EXERCISE DIRECTIONS:
Each entry that follows is to be copied exactly, minus any pictures.

Records excerpted from a collection:
:::
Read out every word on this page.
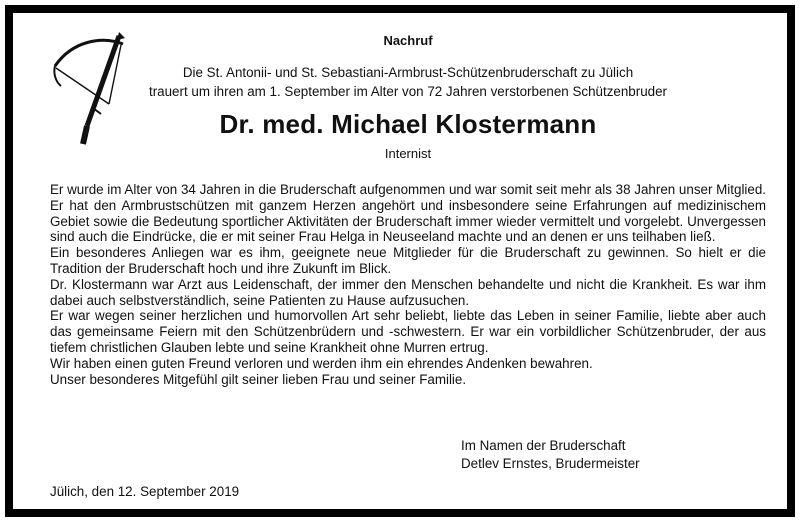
Nachruf
Die St. Antonii- und St. Sebastiani-Armbrust-Schützenbruderschaft zu Jülich
trauert um ihren am 1. September im Alter von 72 Jahren verstorbenen Schützenbruder
Dr. med. Michael Klostermann
Internist

Er wurde im Alter von 34 Jahren in die Bruderschaft aufgenommen und war somit seit mehr als 38 Jahren unser Mitglied. Er hat den Armbrustschützen mit ganzem Herzen angehört und insbesondere seine Erfahrungen auf medizinischem Gebiet sowie die Bedeutung sportlicher Aktivitäten der Bruderschaft immer wieder vermittelt und vorgelebt. Unvergessen sind auch die Eindrücke, die er mit seiner Frau Helga in Neuseeland machte und an denen er uns teilhaben ließ.

Ein besonderes Anliegen war es ihm, geeignete neue Mitglieder für die Bruderschaft zu gewinnen. So hielt er die Tradition der Bruderschaft hoch und ihre Zukunft im Blick.

Dr. Klostermann war Arzt aus Leidenschaft, der immer den Menschen behandelte und nicht die Krankheit. Es war ihm dabei auch selbstverständlich, seine Patienten zu Hause aufzusuchen.

Er war wegen seiner herzlichen und humorvollen Art sehr beliebt, liebte das Leben in seiner Familie, liebte aber auch das gemeinsame Feiern mit den Schützenbrüdern und -schwestern. Er war ein vorbildlicher Schützenbruder, der aus tiefem christlichen Glauben lebte und seine Krankheit ohne Murren ertrug.

Wir haben einen guten Freund verloren und werden ihm ein ehrendes Andenken bewahren.

Unser besonderes Mitgefühl gilt seiner lieben Frau und seiner Familie.

Im Namen der Bruderschaft
Detlev Ernstes, Brudermeister
Jülich, den 12. September 2019
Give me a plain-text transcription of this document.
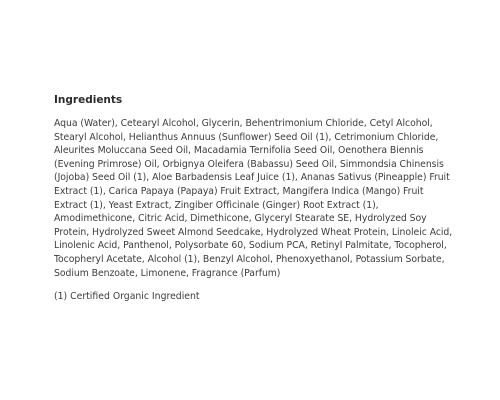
Ingredients

Aqua (Water), Cetearyl Alcohol, Glycerin, Behentrimonium Chloride, Cetyl Alcohol, Stearyl Alcohol, Helianthus Annuus (Sunflower) Seed Oil (1), Cetrimonium Chloride, Aleurites Moluccana Seed Oil, Macadamia Ternifolia Seed Oil, Oenothera Biennis (Evening Primrose) Oil, Orbignya Oleifera (Babassu) Seed Oil, Simmondsia Chinensis (Jojoba) Seed Oil (1), Aloe Barbadensis Leaf Juice (1), Ananas Sativus (Pineapple) Fruit Extract (1), Carica Papaya (Papaya) Fruit Extract, Mangifera Indica (Mango) Fruit Extract (1), Yeast Extract, Zingiber Officinale (Ginger) Root Extract (1), Amodimethicone, Citric Acid, Dimethicone, Glyceryl Stearate SE, Hydrolyzed Soy Protein, Hydrolyzed Sweet Almond Seedcake, Hydrolyzed Wheat Protein, Linoleic Acid, Linolenic Acid, Panthenol, Polysorbate 60, Sodium PCA, Retinyl Palmitate, Tocopherol, Tocopheryl Acetate, Alcohol (1), Benzyl Alcohol, Phenoxyethanol, Potassium Sorbate, Sodium Benzoate, Limonene, Fragrance (Parfum)

(1) Certified Organic Ingredient
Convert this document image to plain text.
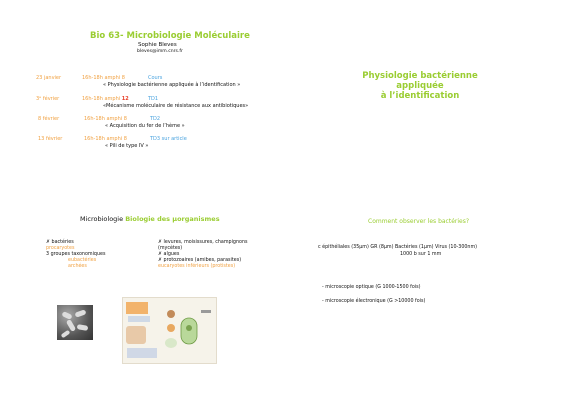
Bio 63- Microbiologie Moléculaire
Sophie Bleves
bleves@imm.cnrs.fr
23 janvier	16h-18h amphi 8	Cours
« Physiologie bactérienne appliquée à l’identification »
3ᵉ février	16h-18h amphi 12	TD1
«Mécanisme moléculaire de résistance aux antibiotiques»
8 février	16h-18h amphi 8	TD2
« Acquisition du fer de l’hème »
13 février	16h-18h amphi 8	TD3 sur article
« Pili de type IV »
Physiologie bactérienne
appliquée
à l’identification
Microbiologie Biologie des μorganismes
✗ bactéries
procaryotes
3 groupes taxonomiques
eubactéries
archées
✗ levures, moisissures, champignons
(mycètes)
✗ algues
✗ protozoaires (amibes, parasites)
eucaryotes inférieurs (protistes)
Comment observer les bactéries?
c épithéliales (35μm) GR (8μm) Bactéries (1μm) Virus (10-300nm)
1000 b sur 1 mm
- microscopie optique (G 1000-1500 fois)
- microscopie électronique (G >10000 fois)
:::
ANSWER BELOW:
Read out every word on this page.
Nachruf
Die St. Antonii- und St. Sebastiani-Armbrust-Schützenbruderschaft zu Jülich
trauert um ihren am 1. September im Alter von 72 Jahren verstorbenen Schützenbruder
Dr. med. Michael Klostermann
Internist

Er wurde im Alter von 34 Jahren in die Bruderschaft aufgenommen und war somit seit mehr als 38 Jahren unser Mitglied. Er hat den Armbrustschützen mit ganzem Herzen angehört und insbesondere seine Erfahrungen auf medizinischem Gebiet sowie die Bedeutung sportlicher Aktivitäten der Bruderschaft immer wieder vermittelt und vorgelebt. Unvergessen sind auch die Eindrücke, die er mit seiner Frau Helga in Neuseeland machte und an denen er uns teilhaben ließ.

Ein besonderes Anliegen war es ihm, geeignete neue Mitglieder für die Bruderschaft zu gewinnen. So hielt er die Tradition der Bruderschaft hoch und ihre Zukunft im Blick.

Dr. Klostermann war Arzt aus Leidenschaft, der immer den Menschen behandelte und nicht die Krankheit. Es war ihm dabei auch selbstverständlich, seine Patienten zu Hause aufzusuchen.

Er war wegen seiner herzlichen und humorvollen Art sehr beliebt, liebte das Leben in seiner Familie, liebte aber auch das gemeinsame Feiern mit den Schützenbrüdern und -schwestern. Er war ein vorbildlicher Schützenbruder, der aus tiefem christlichen Glauben lebte und seine Krankheit ohne Murren ertrug.

Wir haben einen guten Freund verloren und werden ihm ein ehrendes Andenken bewahren.

Unser besonderes Mitgefühl gilt seiner lieben Frau und seiner Familie.

Im Namen der Bruderschaft
Detlev Ernstes, Brudermeister
Jülich, den 12. September 2019
Give me a plain-text transcription of this document.
Ingredients

Aqua (Water), Cetearyl Alcohol, Glycerin, Behentrimonium Chloride, Cetyl Alcohol, Stearyl Alcohol, Helianthus Annuus (Sunflower) Seed Oil (1), Cetrimonium Chloride, Aleurites Moluccana Seed Oil, Macadamia Ternifolia Seed Oil, Oenothera Biennis (Evening Primrose) Oil, Orbignya Oleifera (Babassu) Seed Oil, Simmondsia Chinensis (Jojoba) Seed Oil (1), Aloe Barbadensis Leaf Juice (1), Ananas Sativus (Pineapple) Fruit Extract (1), Carica Papaya (Papaya) Fruit Extract, Mangifera Indica (Mango) Fruit Extract (1), Yeast Extract, Zingiber Officinale (Ginger) Root Extract (1), Amodimethicone, Citric Acid, Dimethicone, Glyceryl Stearate SE, Hydrolyzed Soy Protein, Hydrolyzed Sweet Almond Seedcake, Hydrolyzed Wheat Protein, Linoleic Acid, Linolenic Acid, Panthenol, Polysorbate 60, Sodium PCA, Retinyl Palmitate, Tocopherol, Tocopheryl Acetate, Alcohol (1), Benzyl Alcohol, Phenoxyethanol, Potassium Sorbate, Sodium Benzoate, Limonene, Fragrance (Parfum)

(1) Certified Organic Ingredient
Convert this document image to plain text.
Bio 63- Microbiologie Moléculaire
Sophie Bleves
bleves@imm.cnrs.fr
23 janvier	16h-18h amphi 8	Cours
« Physiologie bactérienne appliquée à l’identification »
3ᵉ février	16h-18h amphi 12	TD1
«Mécanisme moléculaire de résistance aux antibiotiques»
8 février	16h-18h amphi 8	TD2
« Acquisition du fer de l’hème »
13 février	16h-18h amphi 8	TD3 sur article
« Pili de type IV »
Physiologie bactérienne
appliquée
à l’identification
Microbiologie Biologie des μorganismes
✗ bactéries
procaryotes
3 groupes taxonomiques
eubactéries
archées
✗ levures, moisissures, champignons
(mycètes)
✗ algues
✗ protozoaires (amibes, parasites)
eucaryotes inférieurs (protistes)
Comment observer les bactéries?
c épithéliales (35μm) GR (8μm) Bactéries (1μm) Virus (10-300nm)
1000 b sur 1 mm
- microscopie optique (G 1000-1500 fois)
- microscopie électronique (G >10000 fois)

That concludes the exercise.